━━━━━ DATASET ━━━━━
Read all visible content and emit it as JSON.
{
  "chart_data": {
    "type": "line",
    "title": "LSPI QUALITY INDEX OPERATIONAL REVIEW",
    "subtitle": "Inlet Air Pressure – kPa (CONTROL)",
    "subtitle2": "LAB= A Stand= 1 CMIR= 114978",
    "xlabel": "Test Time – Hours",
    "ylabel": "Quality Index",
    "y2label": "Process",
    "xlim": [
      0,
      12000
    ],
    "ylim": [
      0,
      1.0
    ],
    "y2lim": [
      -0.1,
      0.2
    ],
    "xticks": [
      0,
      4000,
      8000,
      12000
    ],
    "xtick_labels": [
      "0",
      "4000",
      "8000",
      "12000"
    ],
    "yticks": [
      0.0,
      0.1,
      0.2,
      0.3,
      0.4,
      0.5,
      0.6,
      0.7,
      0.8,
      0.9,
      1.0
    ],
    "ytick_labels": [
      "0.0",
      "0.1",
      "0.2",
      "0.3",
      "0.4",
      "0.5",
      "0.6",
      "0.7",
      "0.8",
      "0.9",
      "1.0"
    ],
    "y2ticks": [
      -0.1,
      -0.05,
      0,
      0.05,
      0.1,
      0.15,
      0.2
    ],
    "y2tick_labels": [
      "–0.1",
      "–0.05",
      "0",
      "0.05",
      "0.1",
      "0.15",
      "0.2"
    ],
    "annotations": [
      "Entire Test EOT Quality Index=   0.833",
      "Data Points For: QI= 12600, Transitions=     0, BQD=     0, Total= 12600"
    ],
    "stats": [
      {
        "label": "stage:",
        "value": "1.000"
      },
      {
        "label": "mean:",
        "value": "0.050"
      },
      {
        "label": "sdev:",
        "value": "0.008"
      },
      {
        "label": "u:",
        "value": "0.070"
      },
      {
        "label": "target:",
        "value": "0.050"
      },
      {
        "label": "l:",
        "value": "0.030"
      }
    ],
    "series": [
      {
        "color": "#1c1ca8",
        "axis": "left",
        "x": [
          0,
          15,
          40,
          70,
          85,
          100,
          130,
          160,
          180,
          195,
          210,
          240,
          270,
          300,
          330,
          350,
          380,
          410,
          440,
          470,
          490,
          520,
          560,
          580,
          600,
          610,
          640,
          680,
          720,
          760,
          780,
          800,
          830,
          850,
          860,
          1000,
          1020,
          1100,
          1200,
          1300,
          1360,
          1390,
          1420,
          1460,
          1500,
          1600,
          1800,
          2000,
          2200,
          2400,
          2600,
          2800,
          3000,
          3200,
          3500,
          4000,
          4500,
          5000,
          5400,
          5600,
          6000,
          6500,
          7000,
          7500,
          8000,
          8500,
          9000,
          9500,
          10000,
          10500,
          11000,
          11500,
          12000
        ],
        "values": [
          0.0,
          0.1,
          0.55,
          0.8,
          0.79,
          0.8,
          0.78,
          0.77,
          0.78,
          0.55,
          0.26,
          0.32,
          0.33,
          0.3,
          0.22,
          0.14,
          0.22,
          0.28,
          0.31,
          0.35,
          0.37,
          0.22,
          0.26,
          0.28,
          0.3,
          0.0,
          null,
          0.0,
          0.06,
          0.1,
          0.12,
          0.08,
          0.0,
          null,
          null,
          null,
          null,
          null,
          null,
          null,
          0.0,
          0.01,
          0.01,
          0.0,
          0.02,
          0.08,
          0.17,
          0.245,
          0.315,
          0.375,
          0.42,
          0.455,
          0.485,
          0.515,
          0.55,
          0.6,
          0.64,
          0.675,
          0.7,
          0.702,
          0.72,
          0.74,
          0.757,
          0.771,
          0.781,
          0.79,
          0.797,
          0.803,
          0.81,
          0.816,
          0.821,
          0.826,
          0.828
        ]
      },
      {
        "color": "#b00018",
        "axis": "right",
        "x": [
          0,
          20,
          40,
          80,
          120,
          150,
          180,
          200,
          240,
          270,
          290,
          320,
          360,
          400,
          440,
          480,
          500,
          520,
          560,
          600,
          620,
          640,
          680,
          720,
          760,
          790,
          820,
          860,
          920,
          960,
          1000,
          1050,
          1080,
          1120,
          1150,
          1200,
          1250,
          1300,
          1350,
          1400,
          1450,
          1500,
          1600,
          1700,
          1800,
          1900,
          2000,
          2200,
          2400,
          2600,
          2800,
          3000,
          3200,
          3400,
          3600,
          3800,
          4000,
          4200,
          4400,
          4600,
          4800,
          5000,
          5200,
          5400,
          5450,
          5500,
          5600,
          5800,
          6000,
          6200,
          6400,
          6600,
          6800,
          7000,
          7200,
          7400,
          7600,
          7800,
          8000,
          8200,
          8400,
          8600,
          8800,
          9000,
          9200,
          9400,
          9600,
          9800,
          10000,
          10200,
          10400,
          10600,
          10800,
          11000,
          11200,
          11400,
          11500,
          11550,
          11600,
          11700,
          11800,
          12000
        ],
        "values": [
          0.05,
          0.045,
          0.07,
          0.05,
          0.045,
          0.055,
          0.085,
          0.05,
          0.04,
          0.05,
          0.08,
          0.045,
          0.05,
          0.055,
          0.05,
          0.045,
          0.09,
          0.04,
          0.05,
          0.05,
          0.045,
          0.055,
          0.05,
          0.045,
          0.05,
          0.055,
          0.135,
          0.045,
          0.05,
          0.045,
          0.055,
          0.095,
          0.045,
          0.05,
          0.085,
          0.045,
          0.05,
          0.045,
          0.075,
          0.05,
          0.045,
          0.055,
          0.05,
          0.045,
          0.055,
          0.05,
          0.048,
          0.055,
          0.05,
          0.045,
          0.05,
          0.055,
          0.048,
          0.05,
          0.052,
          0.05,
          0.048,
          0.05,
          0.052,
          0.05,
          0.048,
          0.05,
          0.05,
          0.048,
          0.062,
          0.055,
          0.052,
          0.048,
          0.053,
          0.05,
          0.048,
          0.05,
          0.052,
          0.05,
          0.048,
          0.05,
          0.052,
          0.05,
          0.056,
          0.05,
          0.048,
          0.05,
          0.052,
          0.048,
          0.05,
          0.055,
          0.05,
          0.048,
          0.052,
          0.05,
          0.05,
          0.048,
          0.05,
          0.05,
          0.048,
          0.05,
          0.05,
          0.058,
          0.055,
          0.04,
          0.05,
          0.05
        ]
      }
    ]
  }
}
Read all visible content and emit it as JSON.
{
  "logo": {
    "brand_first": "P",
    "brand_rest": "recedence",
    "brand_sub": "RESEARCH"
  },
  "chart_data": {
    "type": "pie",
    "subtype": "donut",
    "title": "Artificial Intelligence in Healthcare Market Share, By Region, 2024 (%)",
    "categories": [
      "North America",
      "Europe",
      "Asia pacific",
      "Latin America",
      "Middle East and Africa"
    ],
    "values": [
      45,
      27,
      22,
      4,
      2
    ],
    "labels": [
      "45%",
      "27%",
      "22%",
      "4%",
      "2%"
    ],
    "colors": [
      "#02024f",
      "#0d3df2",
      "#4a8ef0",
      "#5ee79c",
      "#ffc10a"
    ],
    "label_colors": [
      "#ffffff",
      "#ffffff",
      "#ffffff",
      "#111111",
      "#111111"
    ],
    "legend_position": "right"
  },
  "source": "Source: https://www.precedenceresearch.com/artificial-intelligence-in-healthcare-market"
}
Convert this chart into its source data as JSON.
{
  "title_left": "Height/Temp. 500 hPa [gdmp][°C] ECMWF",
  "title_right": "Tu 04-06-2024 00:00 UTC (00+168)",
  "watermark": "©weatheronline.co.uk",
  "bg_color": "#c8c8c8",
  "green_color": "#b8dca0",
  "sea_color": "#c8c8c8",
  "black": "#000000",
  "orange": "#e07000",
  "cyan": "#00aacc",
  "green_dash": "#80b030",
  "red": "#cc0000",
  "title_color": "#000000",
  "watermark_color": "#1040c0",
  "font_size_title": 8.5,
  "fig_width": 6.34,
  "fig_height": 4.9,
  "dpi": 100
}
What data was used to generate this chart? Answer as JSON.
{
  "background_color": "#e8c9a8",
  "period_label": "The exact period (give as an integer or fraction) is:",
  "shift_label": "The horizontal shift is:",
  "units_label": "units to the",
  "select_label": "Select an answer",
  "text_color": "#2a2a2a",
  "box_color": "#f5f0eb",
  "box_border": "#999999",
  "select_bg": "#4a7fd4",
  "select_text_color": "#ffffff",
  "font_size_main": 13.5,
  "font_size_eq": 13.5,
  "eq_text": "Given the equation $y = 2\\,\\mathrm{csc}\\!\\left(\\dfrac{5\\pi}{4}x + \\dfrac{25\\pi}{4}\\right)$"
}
━━━━━
* REQUIRED TASK: In the entries above, find every line with the word "source" and list it.

* WORKED ANSWER:
  "source": "Source: https://www.precedenceresearch.com/artificial-intelligence-in-healthcare-market"
Convert this chart into its source data as JSON.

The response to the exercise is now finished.